* Task details: Present the data once more in exactly its original form.

* Supplied records:

>> START

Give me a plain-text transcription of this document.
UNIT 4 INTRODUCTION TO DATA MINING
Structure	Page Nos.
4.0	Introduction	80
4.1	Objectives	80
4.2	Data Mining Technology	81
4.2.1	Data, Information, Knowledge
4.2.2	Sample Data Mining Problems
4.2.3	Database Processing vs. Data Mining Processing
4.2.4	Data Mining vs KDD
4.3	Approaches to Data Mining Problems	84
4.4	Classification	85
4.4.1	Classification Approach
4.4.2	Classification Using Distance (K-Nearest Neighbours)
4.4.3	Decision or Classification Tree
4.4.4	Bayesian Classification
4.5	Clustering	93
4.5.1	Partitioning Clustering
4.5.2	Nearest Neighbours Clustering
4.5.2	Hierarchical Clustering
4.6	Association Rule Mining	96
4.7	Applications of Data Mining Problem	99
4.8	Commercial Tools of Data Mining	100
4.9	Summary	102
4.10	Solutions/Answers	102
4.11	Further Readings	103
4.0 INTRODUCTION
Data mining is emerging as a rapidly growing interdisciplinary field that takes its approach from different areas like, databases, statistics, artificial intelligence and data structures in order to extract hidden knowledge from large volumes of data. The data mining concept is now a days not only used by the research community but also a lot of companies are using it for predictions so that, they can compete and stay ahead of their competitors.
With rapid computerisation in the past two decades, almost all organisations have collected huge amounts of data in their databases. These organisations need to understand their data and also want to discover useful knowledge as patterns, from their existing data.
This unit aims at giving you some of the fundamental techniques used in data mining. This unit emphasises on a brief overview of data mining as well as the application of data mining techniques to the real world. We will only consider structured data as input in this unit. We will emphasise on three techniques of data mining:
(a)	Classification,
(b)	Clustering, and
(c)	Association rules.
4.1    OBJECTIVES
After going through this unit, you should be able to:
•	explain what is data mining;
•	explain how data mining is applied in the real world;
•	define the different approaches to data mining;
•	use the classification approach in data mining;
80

>> END

* Answer below:
Give me a plain-text transcription of this document.
UNIT 4 INTRODUCTION TO DATA MINING
Structure	Page Nos.
4.0	Introduction	80
4.1	Objectives	80
4.2	Data Mining Technology	81
4.2.1	Data, Information, Knowledge
4.2.2	Sample Data Mining Problems
4.2.3	Database Processing vs. Data Mining Processing
4.2.4	Data Mining vs KDD
4.3	Approaches to Data Mining Problems	84
4.4	Classification	85
4.4.1	Classification Approach
4.4.2	Classification Using Distance (K-Nearest Neighbours)
4.4.3	Decision or Classification Tree
4.4.4	Bayesian Classification
4.5	Clustering	93
4.5.1	Partitioning Clustering
4.5.2	Nearest Neighbours Clustering
4.5.2	Hierarchical Clustering
4.6	Association Rule Mining	96
4.7	Applications of Data Mining Problem	99
4.8	Commercial Tools of Data Mining	100
4.9	Summary	102
4.10	Solutions/Answers	102
4.11	Further Readings	103
4.0 INTRODUCTION
Data mining is emerging as a rapidly growing interdisciplinary field that takes its approach from different areas like, databases, statistics, artificial intelligence and data structures in order to extract hidden knowledge from large volumes of data. The data mining concept is now a days not only used by the research community but also a lot of companies are using it for predictions so that, they can compete and stay ahead of their competitors.
With rapid computerisation in the past two decades, almost all organisations have collected huge amounts of data in their databases. These organisations need to understand their data and also want to discover useful knowledge as patterns, from their existing data.
This unit aims at giving you some of the fundamental techniques used in data mining. This unit emphasises on a brief overview of data mining as well as the application of data mining techniques to the real world. We will only consider structured data as input in this unit. We will emphasise on three techniques of data mining:
(a)	Classification,
(b)	Clustering, and
(c)	Association rules.
4.1    OBJECTIVES
After going through this unit, you should be able to:
•	explain what is data mining;
•	explain how data mining is applied in the real world;
•	define the different approaches to data mining;
•	use the classification approach in data mining;
80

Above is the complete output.